··· Excerto do documento

A esta verba acrescem cerca de 2,5 milhões de euros destinados a obras de melhoria que as câmaras municipais estão a fazer nos estabelecimentos de acolhimento. "Se houver alguma obra que não esteja pronta, então a escola que era suposto fechar poderá manter-se em funcionamento", explica o secretário de Estado.
O financiamento ao 1.º ciclo passa ainda pela comparticipação das refeições dos alunos. O Governo já disse prever que "pelo menos 80 por cento dos alunos, ou seja 330 mil crianças, estejam abrangidos" por este apoio em 2006/2007.
Por agora encerram as escolas com menos de 10 alunos, com taxas de insucesso consistentemente mais altas do que a média nacional e ainda um conjunto de outras que foram assinaladas pelas próprias autarquias. Mas o processo será para continuar, só que com base em critérios diferentes, explica ainda Valter Lemos.

······
··· Entradas de dados

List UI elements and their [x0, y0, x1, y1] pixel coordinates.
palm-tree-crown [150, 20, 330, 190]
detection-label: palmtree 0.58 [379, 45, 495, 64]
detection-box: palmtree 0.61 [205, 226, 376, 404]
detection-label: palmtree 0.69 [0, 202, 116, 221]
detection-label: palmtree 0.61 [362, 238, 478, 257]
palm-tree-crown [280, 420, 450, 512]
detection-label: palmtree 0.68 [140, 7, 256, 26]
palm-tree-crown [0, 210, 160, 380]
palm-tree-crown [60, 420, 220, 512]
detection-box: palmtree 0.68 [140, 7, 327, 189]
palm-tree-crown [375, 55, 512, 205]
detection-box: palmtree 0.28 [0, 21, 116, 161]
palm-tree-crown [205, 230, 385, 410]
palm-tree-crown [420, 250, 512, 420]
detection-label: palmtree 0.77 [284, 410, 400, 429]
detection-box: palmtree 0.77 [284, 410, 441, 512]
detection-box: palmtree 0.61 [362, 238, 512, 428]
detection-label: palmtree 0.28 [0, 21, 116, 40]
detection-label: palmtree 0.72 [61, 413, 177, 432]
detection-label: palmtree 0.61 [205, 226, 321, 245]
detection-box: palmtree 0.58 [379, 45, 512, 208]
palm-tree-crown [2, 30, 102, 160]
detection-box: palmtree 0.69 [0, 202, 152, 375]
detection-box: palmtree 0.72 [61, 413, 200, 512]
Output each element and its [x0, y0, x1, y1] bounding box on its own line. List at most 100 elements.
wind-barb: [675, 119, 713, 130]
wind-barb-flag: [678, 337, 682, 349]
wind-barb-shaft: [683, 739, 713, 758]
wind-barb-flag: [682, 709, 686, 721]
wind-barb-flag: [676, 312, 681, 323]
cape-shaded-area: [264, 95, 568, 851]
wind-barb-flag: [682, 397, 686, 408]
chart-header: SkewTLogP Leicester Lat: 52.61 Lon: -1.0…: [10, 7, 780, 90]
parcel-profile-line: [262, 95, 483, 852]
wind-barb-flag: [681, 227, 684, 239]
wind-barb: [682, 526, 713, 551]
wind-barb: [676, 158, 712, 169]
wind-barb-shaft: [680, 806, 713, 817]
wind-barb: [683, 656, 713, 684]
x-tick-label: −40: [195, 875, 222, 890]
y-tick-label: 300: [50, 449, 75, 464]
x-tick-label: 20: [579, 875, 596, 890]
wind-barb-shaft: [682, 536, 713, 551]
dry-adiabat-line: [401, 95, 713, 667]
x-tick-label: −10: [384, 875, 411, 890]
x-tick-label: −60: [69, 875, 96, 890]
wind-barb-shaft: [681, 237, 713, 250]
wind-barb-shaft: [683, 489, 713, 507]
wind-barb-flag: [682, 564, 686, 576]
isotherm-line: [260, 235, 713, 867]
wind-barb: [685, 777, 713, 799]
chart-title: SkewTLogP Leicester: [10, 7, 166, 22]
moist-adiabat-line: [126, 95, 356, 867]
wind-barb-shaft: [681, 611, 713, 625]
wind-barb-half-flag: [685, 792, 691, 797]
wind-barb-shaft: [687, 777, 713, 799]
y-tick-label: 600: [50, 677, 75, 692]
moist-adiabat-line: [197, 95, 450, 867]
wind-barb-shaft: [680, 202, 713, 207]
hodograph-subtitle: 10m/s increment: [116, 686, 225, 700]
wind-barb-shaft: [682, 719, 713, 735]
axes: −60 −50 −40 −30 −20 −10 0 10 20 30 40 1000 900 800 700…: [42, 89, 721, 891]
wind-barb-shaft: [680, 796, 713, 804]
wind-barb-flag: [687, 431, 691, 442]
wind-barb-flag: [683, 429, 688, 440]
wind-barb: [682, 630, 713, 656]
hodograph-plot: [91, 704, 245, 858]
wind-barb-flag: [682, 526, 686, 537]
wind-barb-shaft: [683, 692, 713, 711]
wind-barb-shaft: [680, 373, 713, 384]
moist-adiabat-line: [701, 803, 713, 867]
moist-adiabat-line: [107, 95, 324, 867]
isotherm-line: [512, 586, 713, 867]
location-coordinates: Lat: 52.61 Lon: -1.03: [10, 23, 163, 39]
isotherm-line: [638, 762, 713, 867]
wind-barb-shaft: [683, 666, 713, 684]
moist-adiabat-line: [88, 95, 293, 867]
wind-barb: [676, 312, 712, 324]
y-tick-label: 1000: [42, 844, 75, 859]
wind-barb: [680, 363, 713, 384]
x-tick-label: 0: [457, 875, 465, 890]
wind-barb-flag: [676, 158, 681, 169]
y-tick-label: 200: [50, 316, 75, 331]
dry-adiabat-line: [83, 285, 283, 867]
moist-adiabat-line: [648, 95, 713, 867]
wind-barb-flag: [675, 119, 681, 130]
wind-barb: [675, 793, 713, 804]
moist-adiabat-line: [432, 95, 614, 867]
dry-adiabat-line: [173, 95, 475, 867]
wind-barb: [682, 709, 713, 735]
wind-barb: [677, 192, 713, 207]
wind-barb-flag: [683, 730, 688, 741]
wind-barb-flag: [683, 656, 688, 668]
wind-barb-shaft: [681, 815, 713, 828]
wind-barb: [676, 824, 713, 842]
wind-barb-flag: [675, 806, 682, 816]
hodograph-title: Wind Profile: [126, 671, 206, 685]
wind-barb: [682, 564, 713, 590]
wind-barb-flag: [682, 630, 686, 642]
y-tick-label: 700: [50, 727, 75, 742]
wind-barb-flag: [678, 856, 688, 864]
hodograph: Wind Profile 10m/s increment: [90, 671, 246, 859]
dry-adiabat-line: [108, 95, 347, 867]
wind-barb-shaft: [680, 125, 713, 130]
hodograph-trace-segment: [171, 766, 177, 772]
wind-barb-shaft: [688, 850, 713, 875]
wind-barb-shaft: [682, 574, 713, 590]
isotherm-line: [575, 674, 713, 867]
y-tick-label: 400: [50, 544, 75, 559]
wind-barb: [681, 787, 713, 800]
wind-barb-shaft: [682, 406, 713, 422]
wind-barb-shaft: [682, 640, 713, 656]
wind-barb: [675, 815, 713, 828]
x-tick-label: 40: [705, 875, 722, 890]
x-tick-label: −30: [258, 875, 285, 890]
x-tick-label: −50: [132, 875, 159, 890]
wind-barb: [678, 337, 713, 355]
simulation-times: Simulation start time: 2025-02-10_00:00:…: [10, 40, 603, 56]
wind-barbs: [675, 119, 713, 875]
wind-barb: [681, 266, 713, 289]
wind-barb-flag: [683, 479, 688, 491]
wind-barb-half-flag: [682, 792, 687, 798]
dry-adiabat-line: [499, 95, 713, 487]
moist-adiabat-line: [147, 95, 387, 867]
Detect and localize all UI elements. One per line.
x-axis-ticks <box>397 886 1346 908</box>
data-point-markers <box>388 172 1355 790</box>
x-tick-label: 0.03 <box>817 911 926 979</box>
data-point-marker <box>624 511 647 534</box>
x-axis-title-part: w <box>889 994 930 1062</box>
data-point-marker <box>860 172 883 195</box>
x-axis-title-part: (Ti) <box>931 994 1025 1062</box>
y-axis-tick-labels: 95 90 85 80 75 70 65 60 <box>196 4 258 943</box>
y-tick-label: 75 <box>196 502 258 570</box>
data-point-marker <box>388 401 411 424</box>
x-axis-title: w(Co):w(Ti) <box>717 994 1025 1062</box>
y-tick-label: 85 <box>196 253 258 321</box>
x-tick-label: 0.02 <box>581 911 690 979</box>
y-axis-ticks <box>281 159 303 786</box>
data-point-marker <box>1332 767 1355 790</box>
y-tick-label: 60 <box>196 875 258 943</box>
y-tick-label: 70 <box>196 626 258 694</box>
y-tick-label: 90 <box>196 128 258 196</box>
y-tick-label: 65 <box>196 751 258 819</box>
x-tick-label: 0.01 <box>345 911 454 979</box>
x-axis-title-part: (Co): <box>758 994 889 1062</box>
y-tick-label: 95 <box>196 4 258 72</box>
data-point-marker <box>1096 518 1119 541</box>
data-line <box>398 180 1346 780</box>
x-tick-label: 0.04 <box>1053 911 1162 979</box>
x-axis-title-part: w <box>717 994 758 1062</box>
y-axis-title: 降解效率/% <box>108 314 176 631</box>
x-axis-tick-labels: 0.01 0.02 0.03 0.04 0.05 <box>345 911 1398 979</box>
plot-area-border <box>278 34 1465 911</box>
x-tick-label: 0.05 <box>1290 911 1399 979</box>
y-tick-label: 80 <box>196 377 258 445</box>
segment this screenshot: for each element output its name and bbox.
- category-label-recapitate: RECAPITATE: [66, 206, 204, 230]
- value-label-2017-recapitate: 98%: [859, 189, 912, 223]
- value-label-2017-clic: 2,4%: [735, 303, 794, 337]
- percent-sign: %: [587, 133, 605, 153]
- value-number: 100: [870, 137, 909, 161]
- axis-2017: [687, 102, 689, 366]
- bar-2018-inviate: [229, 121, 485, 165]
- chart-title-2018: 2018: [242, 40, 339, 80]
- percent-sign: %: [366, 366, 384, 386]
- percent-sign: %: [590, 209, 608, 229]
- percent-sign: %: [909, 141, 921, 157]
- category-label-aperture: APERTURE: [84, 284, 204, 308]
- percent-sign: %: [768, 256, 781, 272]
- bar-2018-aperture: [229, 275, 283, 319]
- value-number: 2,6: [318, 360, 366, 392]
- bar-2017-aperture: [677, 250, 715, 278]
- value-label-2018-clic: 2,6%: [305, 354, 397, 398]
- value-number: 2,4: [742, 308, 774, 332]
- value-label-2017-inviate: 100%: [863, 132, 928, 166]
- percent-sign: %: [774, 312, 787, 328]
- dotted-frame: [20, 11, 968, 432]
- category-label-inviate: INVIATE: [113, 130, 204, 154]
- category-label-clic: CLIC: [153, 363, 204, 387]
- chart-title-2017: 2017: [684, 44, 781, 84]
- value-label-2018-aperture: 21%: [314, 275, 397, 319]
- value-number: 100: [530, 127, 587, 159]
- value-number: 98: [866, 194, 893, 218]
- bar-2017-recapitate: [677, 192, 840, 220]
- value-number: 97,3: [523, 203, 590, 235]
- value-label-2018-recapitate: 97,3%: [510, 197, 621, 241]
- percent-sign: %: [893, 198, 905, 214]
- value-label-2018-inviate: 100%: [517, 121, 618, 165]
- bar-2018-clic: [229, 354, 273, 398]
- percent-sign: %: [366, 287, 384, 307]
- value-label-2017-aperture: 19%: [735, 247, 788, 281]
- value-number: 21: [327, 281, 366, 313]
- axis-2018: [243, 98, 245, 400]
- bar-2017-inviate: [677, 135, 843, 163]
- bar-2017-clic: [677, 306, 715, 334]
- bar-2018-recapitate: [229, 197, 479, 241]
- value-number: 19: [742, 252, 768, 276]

······

Explorar o material =
A: No excerto sobre o encerramento de escolas do 1.º ciclo, por que motivo poderá uma escola que devia fechar continuar em funcionamento? Responda em uma a três frases.
B: Responda às perguntas seguintes com base no excerto sobre o encerramento de escolas do 1.º ciclo:
(i) Que verba se destina às obras de melhoria nos estabelecimentos de acolhimento?
(ii) Quantas crianças o Governo prevê que a comparticipação das refeições abranja em 2006/2007?
(iii) Que número de alunos leva, por agora, ao encerramento de uma escola?
C: Escreva a continuação do excerto sobre o encerramento de escolas do 1.º ciclo, a partir da última frase apresentada.

Respostas numeradas =
A: Porque as câmaras municipais estão a fazer obras de melhoria nos estabelecimentos de acolhimento. Se alguma dessas obras não estiver pronta, a escola que era suposto fechar poderá manter-se em funcionamento.

B:
(i) Cerca de 2,5 milhões de euros.
(ii) Pelo menos 80 por cento dos alunos, ou seja, 330 mil crianças.
(iii) Menos de 10 alunos.

C:
Ao longo deste ano, as câmaras municipais têm de apresentar as suas cartas educativas, com base na prospecção do número de alunos. Os custos desse reordenamento, designadamente a construção de centros escolares, poderão vir a ser financiados no âmbito do futuro Quadro Comunitário de Apoio (2007/2013).
A estimativa do Governo é que, até ao final da legislatura, encerrarão quatro mil escolas.